Recorded data:
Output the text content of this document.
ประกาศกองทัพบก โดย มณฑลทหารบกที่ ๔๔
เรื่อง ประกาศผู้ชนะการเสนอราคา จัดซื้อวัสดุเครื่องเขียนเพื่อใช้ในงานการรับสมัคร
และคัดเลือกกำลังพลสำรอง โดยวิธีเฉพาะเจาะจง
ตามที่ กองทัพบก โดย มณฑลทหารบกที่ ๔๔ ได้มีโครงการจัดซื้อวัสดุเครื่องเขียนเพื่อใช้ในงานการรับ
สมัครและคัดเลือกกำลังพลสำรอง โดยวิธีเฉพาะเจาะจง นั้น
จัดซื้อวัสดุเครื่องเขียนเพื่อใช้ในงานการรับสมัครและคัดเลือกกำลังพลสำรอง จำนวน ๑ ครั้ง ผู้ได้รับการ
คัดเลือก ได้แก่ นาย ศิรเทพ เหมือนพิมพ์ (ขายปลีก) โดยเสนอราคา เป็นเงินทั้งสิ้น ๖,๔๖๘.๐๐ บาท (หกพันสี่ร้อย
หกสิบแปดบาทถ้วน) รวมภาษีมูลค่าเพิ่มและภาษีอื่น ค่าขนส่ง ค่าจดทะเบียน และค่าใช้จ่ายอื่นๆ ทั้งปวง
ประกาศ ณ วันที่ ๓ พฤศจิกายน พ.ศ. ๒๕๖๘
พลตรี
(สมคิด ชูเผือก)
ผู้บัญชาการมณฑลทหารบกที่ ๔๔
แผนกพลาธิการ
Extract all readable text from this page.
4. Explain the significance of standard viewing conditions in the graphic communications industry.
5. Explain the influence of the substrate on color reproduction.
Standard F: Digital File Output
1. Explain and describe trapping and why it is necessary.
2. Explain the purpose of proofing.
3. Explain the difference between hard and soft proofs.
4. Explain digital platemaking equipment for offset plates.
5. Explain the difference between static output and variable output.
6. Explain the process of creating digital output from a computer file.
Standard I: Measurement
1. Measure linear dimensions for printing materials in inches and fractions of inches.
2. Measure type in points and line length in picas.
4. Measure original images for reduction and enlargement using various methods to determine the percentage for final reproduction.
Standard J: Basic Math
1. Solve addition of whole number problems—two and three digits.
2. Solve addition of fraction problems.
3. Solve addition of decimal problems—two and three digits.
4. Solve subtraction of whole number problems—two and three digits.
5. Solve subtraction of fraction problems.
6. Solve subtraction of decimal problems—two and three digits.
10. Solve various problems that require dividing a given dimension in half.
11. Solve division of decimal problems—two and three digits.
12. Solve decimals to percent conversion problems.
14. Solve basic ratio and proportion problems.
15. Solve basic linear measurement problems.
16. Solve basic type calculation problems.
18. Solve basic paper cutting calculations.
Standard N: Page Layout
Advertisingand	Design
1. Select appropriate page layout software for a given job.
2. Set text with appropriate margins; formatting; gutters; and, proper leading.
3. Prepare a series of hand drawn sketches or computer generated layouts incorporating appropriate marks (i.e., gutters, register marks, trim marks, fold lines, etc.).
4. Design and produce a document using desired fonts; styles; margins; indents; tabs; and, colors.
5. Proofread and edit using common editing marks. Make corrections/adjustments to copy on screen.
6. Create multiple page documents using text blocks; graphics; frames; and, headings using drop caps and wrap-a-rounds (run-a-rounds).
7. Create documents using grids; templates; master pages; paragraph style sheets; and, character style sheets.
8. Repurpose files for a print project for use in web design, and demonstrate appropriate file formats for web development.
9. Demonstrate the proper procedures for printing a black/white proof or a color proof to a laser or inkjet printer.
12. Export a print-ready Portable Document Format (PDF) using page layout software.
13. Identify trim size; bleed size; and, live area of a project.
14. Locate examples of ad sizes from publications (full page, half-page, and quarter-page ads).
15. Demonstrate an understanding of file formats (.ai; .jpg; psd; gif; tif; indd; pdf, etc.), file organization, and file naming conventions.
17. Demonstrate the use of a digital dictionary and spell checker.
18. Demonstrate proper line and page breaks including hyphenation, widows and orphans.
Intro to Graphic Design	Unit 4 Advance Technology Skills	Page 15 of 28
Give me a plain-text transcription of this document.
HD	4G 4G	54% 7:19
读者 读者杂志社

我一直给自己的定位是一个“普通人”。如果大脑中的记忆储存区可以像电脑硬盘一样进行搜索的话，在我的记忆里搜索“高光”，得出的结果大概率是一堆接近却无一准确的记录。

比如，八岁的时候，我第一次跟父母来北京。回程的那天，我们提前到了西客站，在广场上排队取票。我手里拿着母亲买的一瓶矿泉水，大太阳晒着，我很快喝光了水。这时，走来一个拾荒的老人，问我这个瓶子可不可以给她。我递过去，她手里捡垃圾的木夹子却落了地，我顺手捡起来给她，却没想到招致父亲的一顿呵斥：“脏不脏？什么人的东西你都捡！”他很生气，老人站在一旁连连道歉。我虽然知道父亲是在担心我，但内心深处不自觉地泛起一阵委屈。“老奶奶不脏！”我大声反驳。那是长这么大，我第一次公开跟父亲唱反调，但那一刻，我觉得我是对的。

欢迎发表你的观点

Stated task:
Each entry above needs to be retyped exactly.

Exercise solution:
Output the text content of this document.
ประกาศกองทัพบก โดย มณฑลทหารบกที่ ๔๔
เรื่อง ประกาศผู้ชนะการเสนอราคา จัดซื้อวัสดุเครื่องเขียนเพื่อใช้ในงานการรับสมัคร
และคัดเลือกกำลังพลสำรอง โดยวิธีเฉพาะเจาะจง
ตามที่ กองทัพบก โดย มณฑลทหารบกที่ ๔๔ ได้มีโครงการจัดซื้อวัสดุเครื่องเขียนเพื่อใช้ในงานการรับ
สมัครและคัดเลือกกำลังพลสำรอง โดยวิธีเฉพาะเจาะจง นั้น
จัดซื้อวัสดุเครื่องเขียนเพื่อใช้ในงานการรับสมัครและคัดเลือกกำลังพลสำรอง จำนวน ๑ ครั้ง ผู้ได้รับการ
คัดเลือก ได้แก่ นาย ศิรเทพ เหมือนพิมพ์ (ขายปลีก) โดยเสนอราคา เป็นเงินทั้งสิ้น ๖,๔๖๘.๐๐ บาท (หกพันสี่ร้อย
หกสิบแปดบาทถ้วน) รวมภาษีมูลค่าเพิ่มและภาษีอื่น ค่าขนส่ง ค่าจดทะเบียน และค่าใช้จ่ายอื่นๆ ทั้งปวง
ประกาศ ณ วันที่ ๓ พฤศจิกายน พ.ศ. ๒๕๖๘
พลตรี
(สมคิด ชูเผือก)
ผู้บัญชาการมณฑลทหารบกที่ ๔๔
แผนกพลาธิการ
Extract all readable text from this page.
4. Explain the significance of standard viewing conditions in the graphic communications industry.
5. Explain the influence of the substrate on color reproduction.
Standard F: Digital File Output
1. Explain and describe trapping and why it is necessary.
2. Explain the purpose of proofing.
3. Explain the difference between hard and soft proofs.
4. Explain digital platemaking equipment for offset plates.
5. Explain the difference between static output and variable output.
6. Explain the process of creating digital output from a computer file.
Standard I: Measurement
1. Measure linear dimensions for printing materials in inches and fractions of inches.
2. Measure type in points and line length in picas.
4. Measure original images for reduction and enlargement using various methods to determine the percentage for final reproduction.
Standard J: Basic Math
1. Solve addition of whole number problems—two and three digits.
2. Solve addition of fraction problems.
3. Solve addition of decimal problems—two and three digits.
4. Solve subtraction of whole number problems—two and three digits.
5. Solve subtraction of fraction problems.
6. Solve subtraction of decimal problems—two and three digits.
10. Solve various problems that require dividing a given dimension in half.
11. Solve division of decimal problems—two and three digits.
12. Solve decimals to percent conversion problems.
14. Solve basic ratio and proportion problems.
15. Solve basic linear measurement problems.
16. Solve basic type calculation problems.
18. Solve basic paper cutting calculations.
Standard N: Page Layout
Advertisingand	Design
1. Select appropriate page layout software for a given job.
2. Set text with appropriate margins; formatting; gutters; and, proper leading.
3. Prepare a series of hand drawn sketches or computer generated layouts incorporating appropriate marks (i.e., gutters, register marks, trim marks, fold lines, etc.).
4. Design and produce a document using desired fonts; styles; margins; indents; tabs; and, colors.
5. Proofread and edit using common editing marks. Make corrections/adjustments to copy on screen.
6. Create multiple page documents using text blocks; graphics; frames; and, headings using drop caps and wrap-a-rounds (run-a-rounds).
7. Create documents using grids; templates; master pages; paragraph style sheets; and, character style sheets.
8. Repurpose files for a print project for use in web design, and demonstrate appropriate file formats for web development.
9. Demonstrate the proper procedures for printing a black/white proof or a color proof to a laser or inkjet printer.
12. Export a print-ready Portable Document Format (PDF) using page layout software.
13. Identify trim size; bleed size; and, live area of a project.
14. Locate examples of ad sizes from publications (full page, half-page, and quarter-page ads).
15. Demonstrate an understanding of file formats (.ai; .jpg; psd; gif; tif; indd; pdf, etc.), file organization, and file naming conventions.
17. Demonstrate the use of a digital dictionary and spell checker.
18. Demonstrate proper line and page breaks including hyphenation, widows and orphans.
Intro to Graphic Design	Unit 4 Advance Technology Skills	Page 15 of 28
Give me a plain-text transcription of this document.
HD	4G 4G	54% 7:19
读者 读者杂志社

我一直给自己的定位是一个“普通人”。如果大脑中的记忆储存区可以像电脑硬盘一样进行搜索的话，在我的记忆里搜索“高光”，得出的结果大概率是一堆接近却无一准确的记录。

比如，八岁的时候，我第一次跟父母来北京。回程的那天，我们提前到了西客站，在广场上排队取票。我手里拿着母亲买的一瓶矿泉水，大太阳晒着，我很快喝光了水。这时，走来一个拾荒的老人，问我这个瓶子可不可以给她。我递过去，她手里捡垃圾的木夹子却落了地，我顺手捡起来给她，却没想到招致父亲的一顿呵斥：“脏不脏？什么人的东西你都捡！”他很生气，老人站在一旁连连道歉。我虽然知道父亲是在担心我，但内心深处不自觉地泛起一阵委屈。“老奶奶不脏！”我大声反驳。那是长这么大，我第一次公开跟父亲唱反调，但那一刻，我觉得我是对的。

欢迎发表你的观点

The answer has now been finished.